§ **Records for this task**:

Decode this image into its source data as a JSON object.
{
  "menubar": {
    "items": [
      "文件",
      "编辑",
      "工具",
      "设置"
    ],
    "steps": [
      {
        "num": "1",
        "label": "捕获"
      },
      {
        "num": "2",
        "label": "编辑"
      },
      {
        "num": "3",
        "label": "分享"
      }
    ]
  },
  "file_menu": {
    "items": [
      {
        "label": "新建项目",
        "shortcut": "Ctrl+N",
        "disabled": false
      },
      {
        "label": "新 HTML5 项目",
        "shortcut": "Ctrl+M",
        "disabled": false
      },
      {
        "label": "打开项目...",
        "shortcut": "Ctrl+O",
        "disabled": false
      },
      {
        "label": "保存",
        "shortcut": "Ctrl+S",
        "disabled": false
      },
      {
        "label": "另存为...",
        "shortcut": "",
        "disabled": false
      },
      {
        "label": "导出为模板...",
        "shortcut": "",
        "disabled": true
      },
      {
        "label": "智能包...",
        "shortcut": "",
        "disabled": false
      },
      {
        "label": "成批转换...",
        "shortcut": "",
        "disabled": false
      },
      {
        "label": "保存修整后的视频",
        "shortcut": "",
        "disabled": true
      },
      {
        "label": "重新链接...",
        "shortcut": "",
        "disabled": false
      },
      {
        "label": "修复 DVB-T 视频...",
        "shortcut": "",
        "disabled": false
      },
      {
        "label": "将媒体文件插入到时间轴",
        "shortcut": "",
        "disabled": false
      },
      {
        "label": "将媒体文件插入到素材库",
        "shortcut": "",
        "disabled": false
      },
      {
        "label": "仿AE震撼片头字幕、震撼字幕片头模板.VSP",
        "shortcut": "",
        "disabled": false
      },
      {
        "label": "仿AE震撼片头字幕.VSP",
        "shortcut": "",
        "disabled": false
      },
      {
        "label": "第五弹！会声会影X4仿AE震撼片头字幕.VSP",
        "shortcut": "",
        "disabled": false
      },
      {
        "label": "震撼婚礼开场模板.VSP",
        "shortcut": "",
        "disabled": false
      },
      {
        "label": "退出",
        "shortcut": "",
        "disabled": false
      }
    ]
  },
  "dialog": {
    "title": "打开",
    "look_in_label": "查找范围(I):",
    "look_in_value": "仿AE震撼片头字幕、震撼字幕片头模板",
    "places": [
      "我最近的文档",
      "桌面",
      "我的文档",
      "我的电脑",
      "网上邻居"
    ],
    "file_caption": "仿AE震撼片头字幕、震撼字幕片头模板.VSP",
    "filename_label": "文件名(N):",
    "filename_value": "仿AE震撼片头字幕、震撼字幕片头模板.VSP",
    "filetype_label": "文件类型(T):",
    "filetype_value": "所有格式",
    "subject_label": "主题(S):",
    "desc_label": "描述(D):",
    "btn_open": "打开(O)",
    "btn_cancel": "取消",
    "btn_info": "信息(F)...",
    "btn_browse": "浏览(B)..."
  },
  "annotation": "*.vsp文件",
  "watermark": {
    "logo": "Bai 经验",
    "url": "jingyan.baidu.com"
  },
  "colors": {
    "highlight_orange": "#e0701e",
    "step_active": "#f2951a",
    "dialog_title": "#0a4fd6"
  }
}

§ **What needs to be done**:
Out of the preceding entries, pull every line containing the string "震撼字幕片头模板".

§ **The reply**:
        "label": "仿AE震撼片头字幕、震撼字幕片头模板.VSP",
    "look_in_value": "仿AE震撼片头字幕、震撼字幕片头模板",
    "file_caption": "仿AE震撼片头字幕、震撼字幕片头模板.VSP",
    "filename_value": "仿AE震撼片头字幕、震撼字幕片头模板.VSP",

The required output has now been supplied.